• [Job]:
Scan the entries for the string "criterion" and give the number of lines that have it, nothing further.

• [Records for this task]:
- - - -
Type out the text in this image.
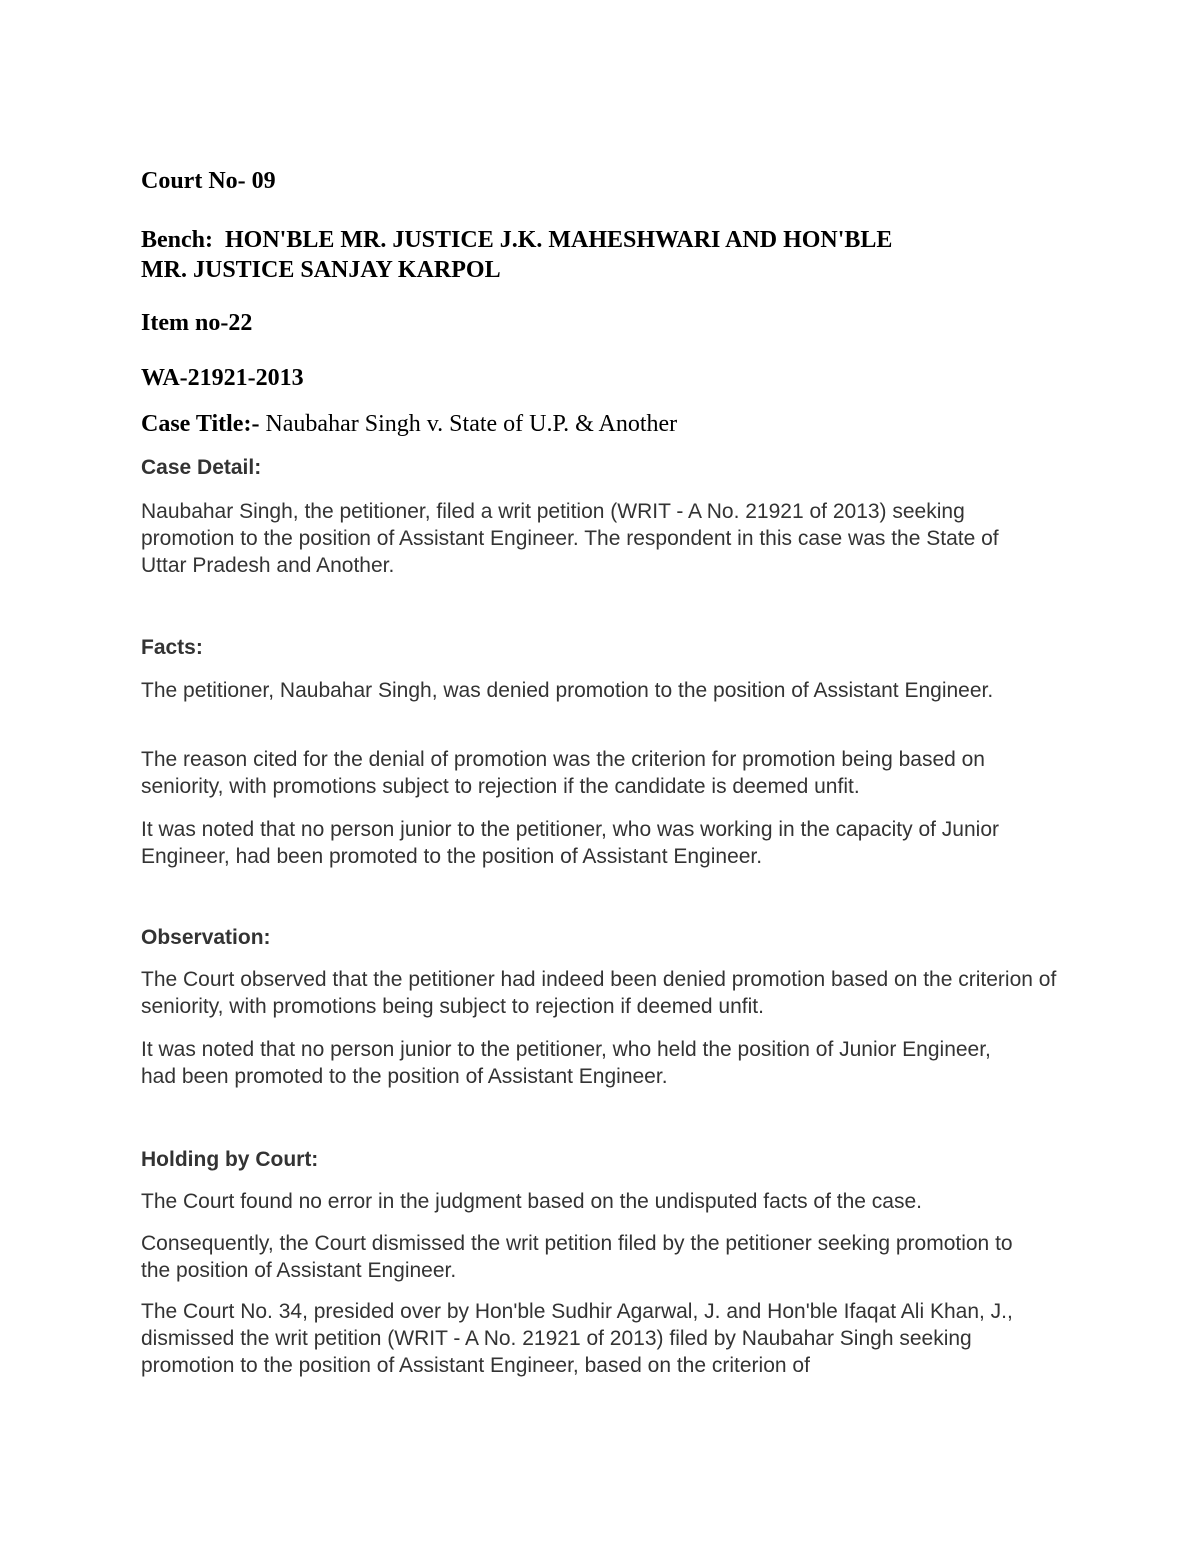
Court No- 09
Bench:  HON'BLE MR. JUSTICE J.K. MAHESHWARI AND HON'BLE
MR. JUSTICE SANJAY KARPOL
Item no-22
WA-21921-2013
Case Title:- Naubahar Singh v. State of U.P. & Another
Case Detail:

Naubahar Singh, the petitioner, filed a writ petition (WRIT - A No. 21921 of 2013) seeking promotion to the position of Assistant Engineer. The respondent in this case was the State of Uttar Pradesh and Another.

Facts:

The petitioner, Naubahar Singh, was denied promotion to the position of Assistant Engineer.

The reason cited for the denial of promotion was the criterion for promotion being based on seniority, with promotions subject to rejection if the candidate is deemed unfit.

It was noted that no person junior to the petitioner, who was working in the capacity of Junior Engineer, had been promoted to the position of Assistant Engineer.

Observation:

The Court observed that the petitioner had indeed been denied promotion based on the criterion of seniority, with promotions being subject to rejection if deemed unfit.

It was noted that no person junior to the petitioner, who held the position of Junior Engineer, had been promoted to the position of Assistant Engineer.

Holding by Court:

The Court found no error in the judgment based on the undisputed facts of the case.

Consequently, the Court dismissed the writ petition filed by the petitioner seeking promotion to the position of Assistant Engineer.

The Court No. 34, presided over by Hon'ble Sudhir Agarwal, J. and Hon'ble Ifaqat Ali Khan, J., dismissed the writ petition (WRIT - A No. 21921 of 2013) filed by Naubahar Singh seeking promotion to the position of Assistant Engineer, based on the criterion of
- - - -
• [Solution to this exercise]:
3